Task statement:
Every line of the records below should be restated exactly.

Data rows:

......

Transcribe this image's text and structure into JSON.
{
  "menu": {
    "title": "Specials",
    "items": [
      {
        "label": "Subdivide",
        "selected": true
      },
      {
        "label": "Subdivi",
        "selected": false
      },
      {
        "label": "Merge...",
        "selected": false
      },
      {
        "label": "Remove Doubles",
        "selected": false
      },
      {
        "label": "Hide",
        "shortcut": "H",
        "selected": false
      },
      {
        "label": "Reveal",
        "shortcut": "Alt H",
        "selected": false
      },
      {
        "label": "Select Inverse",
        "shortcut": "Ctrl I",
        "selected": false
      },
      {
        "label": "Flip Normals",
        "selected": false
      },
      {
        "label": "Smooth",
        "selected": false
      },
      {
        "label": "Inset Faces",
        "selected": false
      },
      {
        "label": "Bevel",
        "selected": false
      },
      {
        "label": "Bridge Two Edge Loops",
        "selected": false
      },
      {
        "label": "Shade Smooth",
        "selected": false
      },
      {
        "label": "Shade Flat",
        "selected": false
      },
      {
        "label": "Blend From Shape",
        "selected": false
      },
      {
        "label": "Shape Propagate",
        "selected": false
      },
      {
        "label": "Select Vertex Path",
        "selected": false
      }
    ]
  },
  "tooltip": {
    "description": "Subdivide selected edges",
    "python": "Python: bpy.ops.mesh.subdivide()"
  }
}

......

Output for this task:
Transcribe this image's text and structure into JSON.
{
  "menu": {
    "title": "Specials",
    "items": [
      {
        "label": "Subdivide",
        "selected": true
      },
      {
        "label": "Subdivi",
        "selected": false
      },
      {
        "label": "Merge...",
        "selected": false
      },
      {
        "label": "Remove Doubles",
        "selected": false
      },
      {
        "label": "Hide",
        "shortcut": "H",
        "selected": false
      },
      {
        "label": "Reveal",
        "shortcut": "Alt H",
        "selected": false
      },
      {
        "label": "Select Inverse",
        "shortcut": "Ctrl I",
        "selected": false
      },
      {
        "label": "Flip Normals",
        "selected": false
      },
      {
        "label": "Smooth",
        "selected": false
      },
      {
        "label": "Inset Faces",
        "selected": false
      },
      {
        "label": "Bevel",
        "selected": false
      },
      {
        "label": "Bridge Two Edge Loops",
        "selected": false
      },
      {
        "label": "Shade Smooth",
        "selected": false
      },
      {
        "label": "Shade Flat",
        "selected": false
      },
      {
        "label": "Blend From Shape",
        "selected": false
      },
      {
        "label": "Shape Propagate",
        "selected": false
      },
      {
        "label": "Select Vertex Path",
        "selected": false
      }
    ]
  },
  "tooltip": {
    "description": "Subdivide selected edges",
    "python": "Python: bpy.ops.mesh.subdivide()"
  }
}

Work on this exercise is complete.